Exercise brief. The data below should be printed in full, exactly, and without any of its images.

Figure dataset records.
-=-=-
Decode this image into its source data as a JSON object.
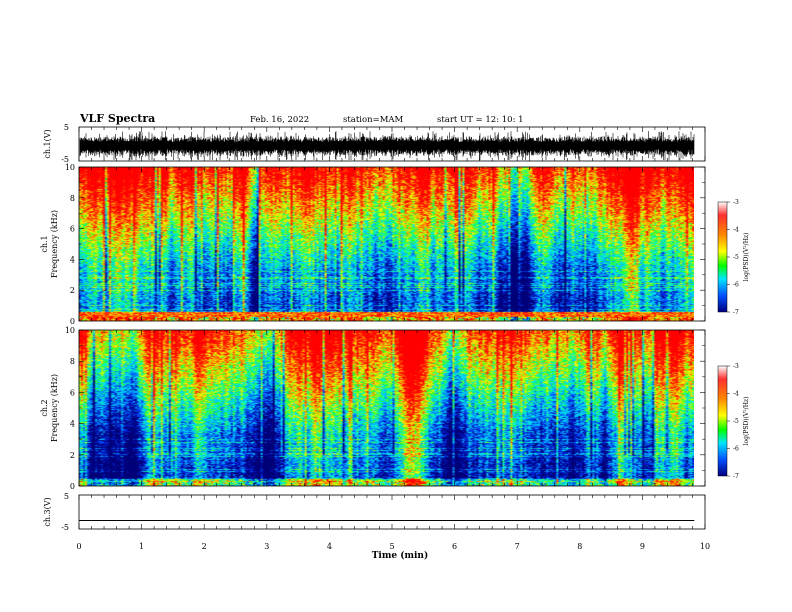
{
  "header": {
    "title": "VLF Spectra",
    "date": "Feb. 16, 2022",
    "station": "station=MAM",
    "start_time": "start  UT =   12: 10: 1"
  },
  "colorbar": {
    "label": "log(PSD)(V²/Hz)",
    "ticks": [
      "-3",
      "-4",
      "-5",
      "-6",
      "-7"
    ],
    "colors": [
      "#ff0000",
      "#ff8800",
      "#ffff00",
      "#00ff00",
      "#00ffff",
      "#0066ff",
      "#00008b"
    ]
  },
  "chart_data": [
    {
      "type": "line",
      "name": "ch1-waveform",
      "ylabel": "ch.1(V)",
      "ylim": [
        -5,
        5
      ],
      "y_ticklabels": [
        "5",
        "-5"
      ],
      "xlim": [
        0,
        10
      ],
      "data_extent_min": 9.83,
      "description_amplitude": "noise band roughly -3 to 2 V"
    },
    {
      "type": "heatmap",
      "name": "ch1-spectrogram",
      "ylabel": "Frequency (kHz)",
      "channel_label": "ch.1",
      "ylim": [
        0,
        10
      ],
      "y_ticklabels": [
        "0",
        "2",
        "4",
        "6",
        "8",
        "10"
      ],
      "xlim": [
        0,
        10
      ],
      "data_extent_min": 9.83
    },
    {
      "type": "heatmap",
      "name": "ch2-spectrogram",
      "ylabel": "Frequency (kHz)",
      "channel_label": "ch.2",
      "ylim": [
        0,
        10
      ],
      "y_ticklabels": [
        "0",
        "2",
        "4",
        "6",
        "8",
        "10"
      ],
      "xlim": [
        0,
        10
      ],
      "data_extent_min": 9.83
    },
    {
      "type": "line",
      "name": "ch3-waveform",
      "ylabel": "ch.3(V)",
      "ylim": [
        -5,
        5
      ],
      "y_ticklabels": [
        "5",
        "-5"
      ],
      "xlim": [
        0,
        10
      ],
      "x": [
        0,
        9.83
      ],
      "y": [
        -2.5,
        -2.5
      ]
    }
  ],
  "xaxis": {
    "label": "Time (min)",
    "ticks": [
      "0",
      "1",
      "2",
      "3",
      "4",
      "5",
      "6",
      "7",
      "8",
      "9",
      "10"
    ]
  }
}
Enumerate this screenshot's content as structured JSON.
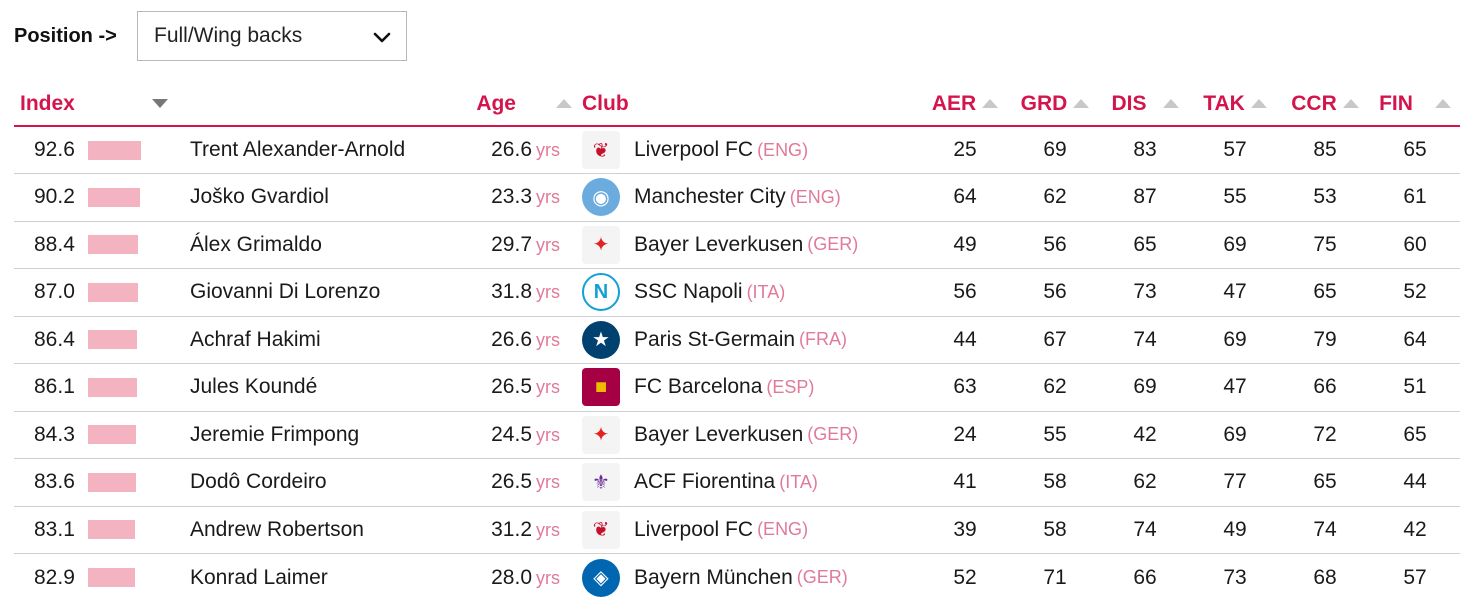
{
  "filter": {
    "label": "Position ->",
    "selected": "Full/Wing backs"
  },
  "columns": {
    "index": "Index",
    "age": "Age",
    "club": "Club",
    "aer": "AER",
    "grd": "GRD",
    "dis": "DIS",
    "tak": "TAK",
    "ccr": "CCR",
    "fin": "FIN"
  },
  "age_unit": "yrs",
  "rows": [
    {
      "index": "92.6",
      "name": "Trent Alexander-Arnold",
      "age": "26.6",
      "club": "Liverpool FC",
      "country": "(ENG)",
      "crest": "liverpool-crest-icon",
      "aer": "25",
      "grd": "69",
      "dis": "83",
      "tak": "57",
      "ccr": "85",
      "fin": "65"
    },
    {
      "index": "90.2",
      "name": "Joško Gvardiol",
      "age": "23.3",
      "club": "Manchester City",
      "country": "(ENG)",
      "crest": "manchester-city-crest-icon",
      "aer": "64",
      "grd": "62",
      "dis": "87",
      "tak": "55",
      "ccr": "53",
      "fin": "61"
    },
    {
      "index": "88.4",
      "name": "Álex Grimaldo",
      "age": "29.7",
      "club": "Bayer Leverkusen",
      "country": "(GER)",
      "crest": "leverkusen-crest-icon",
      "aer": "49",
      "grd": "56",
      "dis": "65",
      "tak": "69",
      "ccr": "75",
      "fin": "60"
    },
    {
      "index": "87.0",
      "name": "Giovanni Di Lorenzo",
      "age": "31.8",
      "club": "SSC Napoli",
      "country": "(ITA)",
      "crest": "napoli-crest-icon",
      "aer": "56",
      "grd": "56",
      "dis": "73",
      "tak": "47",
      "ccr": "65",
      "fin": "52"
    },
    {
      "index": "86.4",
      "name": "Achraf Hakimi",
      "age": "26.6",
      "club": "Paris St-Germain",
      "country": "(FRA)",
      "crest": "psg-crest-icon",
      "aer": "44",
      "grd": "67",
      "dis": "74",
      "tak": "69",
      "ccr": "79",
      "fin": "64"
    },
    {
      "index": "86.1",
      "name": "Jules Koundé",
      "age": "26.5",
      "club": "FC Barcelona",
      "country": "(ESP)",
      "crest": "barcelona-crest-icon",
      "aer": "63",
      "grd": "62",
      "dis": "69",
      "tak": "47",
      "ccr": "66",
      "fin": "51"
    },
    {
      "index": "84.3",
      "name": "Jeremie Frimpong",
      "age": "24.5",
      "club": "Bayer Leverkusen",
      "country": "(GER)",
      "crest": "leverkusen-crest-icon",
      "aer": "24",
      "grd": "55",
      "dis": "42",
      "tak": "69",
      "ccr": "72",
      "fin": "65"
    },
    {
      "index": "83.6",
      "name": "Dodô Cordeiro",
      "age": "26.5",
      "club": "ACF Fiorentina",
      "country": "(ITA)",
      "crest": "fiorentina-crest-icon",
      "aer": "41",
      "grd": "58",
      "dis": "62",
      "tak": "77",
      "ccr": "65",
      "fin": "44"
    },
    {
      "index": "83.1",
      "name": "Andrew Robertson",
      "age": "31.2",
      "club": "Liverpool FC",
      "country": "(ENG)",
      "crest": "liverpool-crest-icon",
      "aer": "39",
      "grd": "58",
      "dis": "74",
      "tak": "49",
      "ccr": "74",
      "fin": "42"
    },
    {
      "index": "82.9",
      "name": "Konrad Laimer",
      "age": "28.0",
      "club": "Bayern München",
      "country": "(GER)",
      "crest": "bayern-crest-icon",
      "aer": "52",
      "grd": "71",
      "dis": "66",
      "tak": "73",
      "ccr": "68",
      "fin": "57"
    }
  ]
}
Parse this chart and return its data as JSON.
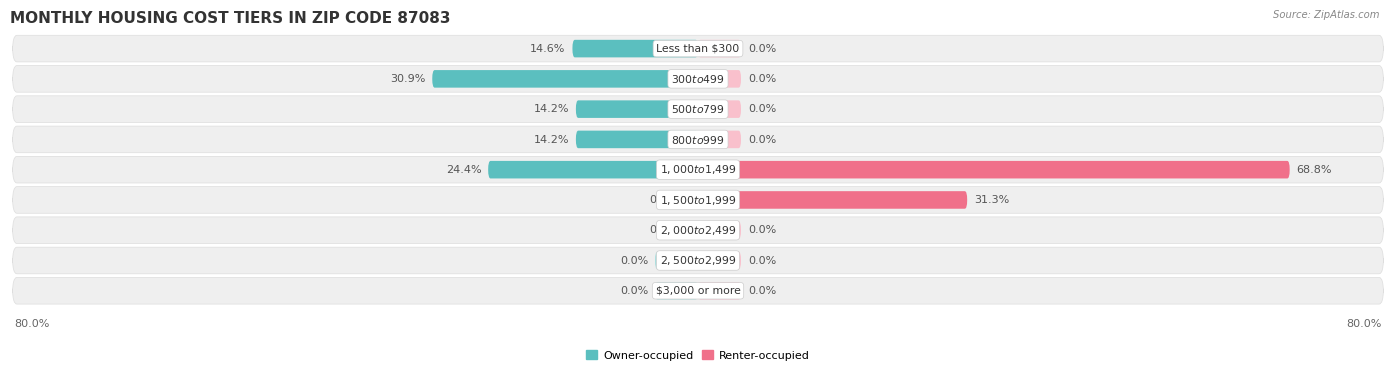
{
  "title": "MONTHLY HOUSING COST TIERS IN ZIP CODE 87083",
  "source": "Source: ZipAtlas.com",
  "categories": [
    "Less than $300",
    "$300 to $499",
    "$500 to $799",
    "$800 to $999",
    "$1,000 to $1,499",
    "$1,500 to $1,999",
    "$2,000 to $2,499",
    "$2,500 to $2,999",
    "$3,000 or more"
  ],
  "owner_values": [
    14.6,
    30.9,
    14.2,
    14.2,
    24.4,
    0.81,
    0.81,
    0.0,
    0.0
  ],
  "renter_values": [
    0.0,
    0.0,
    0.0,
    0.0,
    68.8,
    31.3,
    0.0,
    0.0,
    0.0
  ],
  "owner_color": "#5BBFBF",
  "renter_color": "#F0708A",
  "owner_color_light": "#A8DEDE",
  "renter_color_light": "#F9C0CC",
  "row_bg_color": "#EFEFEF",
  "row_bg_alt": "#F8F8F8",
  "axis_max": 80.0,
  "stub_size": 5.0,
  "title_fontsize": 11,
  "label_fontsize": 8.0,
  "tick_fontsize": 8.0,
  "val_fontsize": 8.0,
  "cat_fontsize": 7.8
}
-=-=-
Response to the exercise.
Decode this image into its source data as a JSON object.
{
  "header": {
    "title": "VLF Spectra",
    "date": "Feb. 16, 2022",
    "station": "station=MAM",
    "start_time": "start  UT =   12: 10: 1"
  },
  "colorbar": {
    "label": "log(PSD)(V²/Hz)",
    "ticks": [
      "-3",
      "-4",
      "-5",
      "-6",
      "-7"
    ],
    "colors": [
      "#ff0000",
      "#ff8800",
      "#ffff00",
      "#00ff00",
      "#00ffff",
      "#0066ff",
      "#00008b"
    ]
  },
  "chart_data": [
    {
      "type": "line",
      "name": "ch1-waveform",
      "ylabel": "ch.1(V)",
      "ylim": [
        -5,
        5
      ],
      "y_ticklabels": [
        "5",
        "-5"
      ],
      "xlim": [
        0,
        10
      ],
      "data_extent_min": 9.83,
      "description_amplitude": "noise band roughly -3 to 2 V"
    },
    {
      "type": "heatmap",
      "name": "ch1-spectrogram",
      "ylabel": "Frequency (kHz)",
      "channel_label": "ch.1",
      "ylim": [
        0,
        10
      ],
      "y_ticklabels": [
        "0",
        "2",
        "4",
        "6",
        "8",
        "10"
      ],
      "xlim": [
        0,
        10
      ],
      "data_extent_min": 9.83
    },
    {
      "type": "heatmap",
      "name": "ch2-spectrogram",
      "ylabel": "Frequency (kHz)",
      "channel_label": "ch.2",
      "ylim": [
        0,
        10
      ],
      "y_ticklabels": [
        "0",
        "2",
        "4",
        "6",
        "8",
        "10"
      ],
      "xlim": [
        0,
        10
      ],
      "data_extent_min": 9.83
    },
    {
      "type": "line",
      "name": "ch3-waveform",
      "ylabel": "ch.3(V)",
      "ylim": [
        -5,
        5
      ],
      "y_ticklabels": [
        "5",
        "-5"
      ],
      "xlim": [
        0,
        10
      ],
      "x": [
        0,
        9.83
      ],
      "y": [
        -2.5,
        -2.5
      ]
    }
  ],
  "xaxis": {
    "label": "Time (min)",
    "ticks": [
      "0",
      "1",
      "2",
      "3",
      "4",
      "5",
      "6",
      "7",
      "8",
      "9",
      "10"
    ]
  }
}
Enumerate this screenshot's content as structured JSON.
{
  "filter": {
    "label": "Position ->",
    "selected": "Full/Wing backs"
  },
  "columns": {
    "index": "Index",
    "age": "Age",
    "club": "Club",
    "aer": "AER",
    "grd": "GRD",
    "dis": "DIS",
    "tak": "TAK",
    "ccr": "CCR",
    "fin": "FIN"
  },
  "age_unit": "yrs",
  "rows": [
    {
      "index": "92.6",
      "name": "Trent Alexander-Arnold",
      "age": "26.6",
      "club": "Liverpool FC",
      "country": "(ENG)",
      "crest": "liverpool-crest-icon",
      "aer": "25",
      "grd": "69",
      "dis": "83",
      "tak": "57",
      "ccr": "85",
      "fin": "65"
    },
    {
      "index": "90.2",
      "name": "Joško Gvardiol",
      "age": "23.3",
      "club": "Manchester City",
      "country": "(ENG)",
      "crest": "manchester-city-crest-icon",
      "aer": "64",
      "grd": "62",
      "dis": "87",
      "tak": "55",
      "ccr": "53",
      "fin": "61"
    },
    {
      "index": "88.4",
      "name": "Álex Grimaldo",
      "age": "29.7",
      "club": "Bayer Leverkusen",
      "country": "(GER)",
      "crest": "leverkusen-crest-icon",
      "aer": "49",
      "grd": "56",
      "dis": "65",
      "tak": "69",
      "ccr": "75",
      "fin": "60"
    },
    {
      "index": "87.0",
      "name": "Giovanni Di Lorenzo",
      "age": "31.8",
      "club": "SSC Napoli",
      "country": "(ITA)",
      "crest": "napoli-crest-icon",
      "aer": "56",
      "grd": "56",
      "dis": "73",
      "tak": "47",
      "ccr": "65",
      "fin": "52"
    },
    {
      "index": "86.4",
      "name": "Achraf Hakimi",
      "age": "26.6",
      "club": "Paris St-Germain",
      "country": "(FRA)",
      "crest": "psg-crest-icon",
      "aer": "44",
      "grd": "67",
      "dis": "74",
      "tak": "69",
      "ccr": "79",
      "fin": "64"
    },
    {
      "index": "86.1",
      "name": "Jules Koundé",
      "age": "26.5",
      "club": "FC Barcelona",
      "country": "(ESP)",
      "crest": "barcelona-crest-icon",
      "aer": "63",
      "grd": "62",
      "dis": "69",
      "tak": "47",
      "ccr": "66",
      "fin": "51"
    },
    {
      "index": "84.3",
      "name": "Jeremie Frimpong",
      "age": "24.5",
      "club": "Bayer Leverkusen",
      "country": "(GER)",
      "crest": "leverkusen-crest-icon",
      "aer": "24",
      "grd": "55",
      "dis": "42",
      "tak": "69",
      "ccr": "72",
      "fin": "65"
    },
    {
      "index": "83.6",
      "name": "Dodô Cordeiro",
      "age": "26.5",
      "club": "ACF Fiorentina",
      "country": "(ITA)",
      "crest": "fiorentina-crest-icon",
      "aer": "41",
      "grd": "58",
      "dis": "62",
      "tak": "77",
      "ccr": "65",
      "fin": "44"
    },
    {
      "index": "83.1",
      "name": "Andrew Robertson",
      "age": "31.2",
      "club": "Liverpool FC",
      "country": "(ENG)",
      "crest": "liverpool-crest-icon",
      "aer": "39",
      "grd": "58",
      "dis": "74",
      "tak": "49",
      "ccr": "74",
      "fin": "42"
    },
    {
      "index": "82.9",
      "name": "Konrad Laimer",
      "age": "28.0",
      "club": "Bayern München",
      "country": "(GER)",
      "crest": "bayern-crest-icon",
      "aer": "52",
      "grd": "71",
      "dis": "66",
      "tak": "73",
      "ccr": "68",
      "fin": "57"
    }
  ]
}
Parse this chart and return its data as JSON.
{
  "title": "MONTHLY HOUSING COST TIERS IN ZIP CODE 87083",
  "source": "Source: ZipAtlas.com",
  "categories": [
    "Less than $300",
    "$300 to $499",
    "$500 to $799",
    "$800 to $999",
    "$1,000 to $1,499",
    "$1,500 to $1,999",
    "$2,000 to $2,499",
    "$2,500 to $2,999",
    "$3,000 or more"
  ],
  "owner_values": [
    14.6,
    30.9,
    14.2,
    14.2,
    24.4,
    0.81,
    0.81,
    0.0,
    0.0
  ],
  "renter_values": [
    0.0,
    0.0,
    0.0,
    0.0,
    68.8,
    31.3,
    0.0,
    0.0,
    0.0
  ],
  "owner_color": "#5BBFBF",
  "renter_color": "#F0708A",
  "owner_color_light": "#A8DEDE",
  "renter_color_light": "#F9C0CC",
  "row_bg_color": "#EFEFEF",
  "row_bg_alt": "#F8F8F8",
  "axis_max": 80.0,
  "stub_size": 5.0,
  "title_fontsize": 11,
  "label_fontsize": 8.0,
  "tick_fontsize": 8.0,
  "val_fontsize": 8.0,
  "cat_fontsize": 7.8
}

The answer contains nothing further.